Start of ENTRIES PROVIDED

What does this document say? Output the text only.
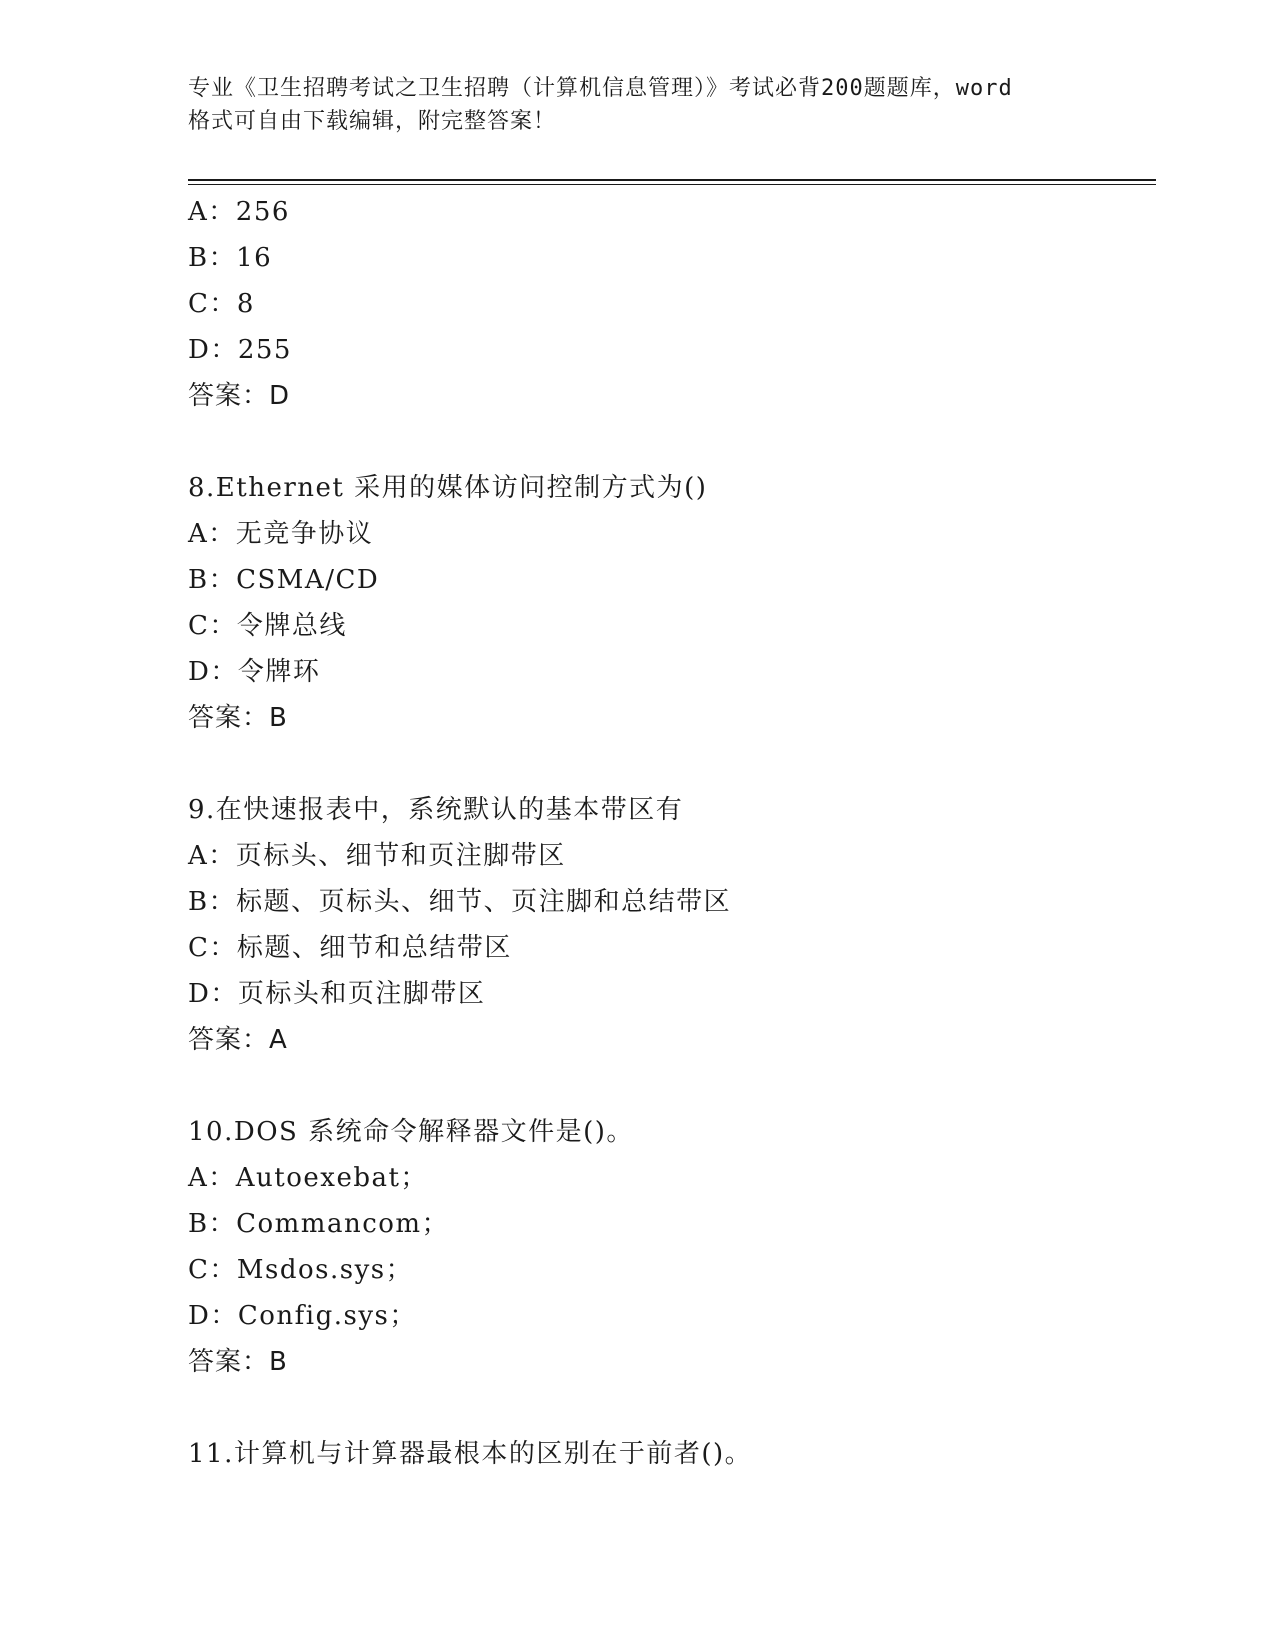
专业《卫生招聘考试之卫生招聘（计算机信息管理）》考试必背200题题库，word
格式可自由下载编辑，附完整答案！
A：256
B：16
C：8
D：255
答案：D
8.Ethernet 采用的媒体访问控制方式为()
A：无竞争协议
B：CSMA/CD
C：令牌总线
D：令牌环
答案：B
9.在快速报表中，系统默认的基本带区有
A：页标头、细节和页注脚带区
B：标题、页标头、细节、页注脚和总结带区
C：标题、细节和总结带区
D：页标头和页注脚带区
答案：A
10.DOS 系统命令解释器文件是()。
A：Autoexebat；
B：Commancom；
C：Msdos.sys；
D：Config.sys；
答案：B
11.计算机与计算器最根本的区别在于前者()。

End of ENTRIES PROVIDED

AIM OF THE EXERCISE. Pictures in the records above are not copied; print everything else exactly.

OUTPUT.
What does this document say? Output the text only.
专业《卫生招聘考试之卫生招聘（计算机信息管理）》考试必背200题题库，word
格式可自由下载编辑，附完整答案！
A：256
B：16
C：8
D：255
答案：D
8.Ethernet 采用的媒体访问控制方式为()
A：无竞争协议
B：CSMA/CD
C：令牌总线
D：令牌环
答案：B
9.在快速报表中，系统默认的基本带区有
A：页标头、细节和页注脚带区
B：标题、页标头、细节、页注脚和总结带区
C：标题、细节和总结带区
D：页标头和页注脚带区
答案：A
10.DOS 系统命令解释器文件是()。
A：Autoexebat；
B：Commancom；
C：Msdos.sys；
D：Config.sys；
答案：B
11.计算机与计算器最根本的区别在于前者()。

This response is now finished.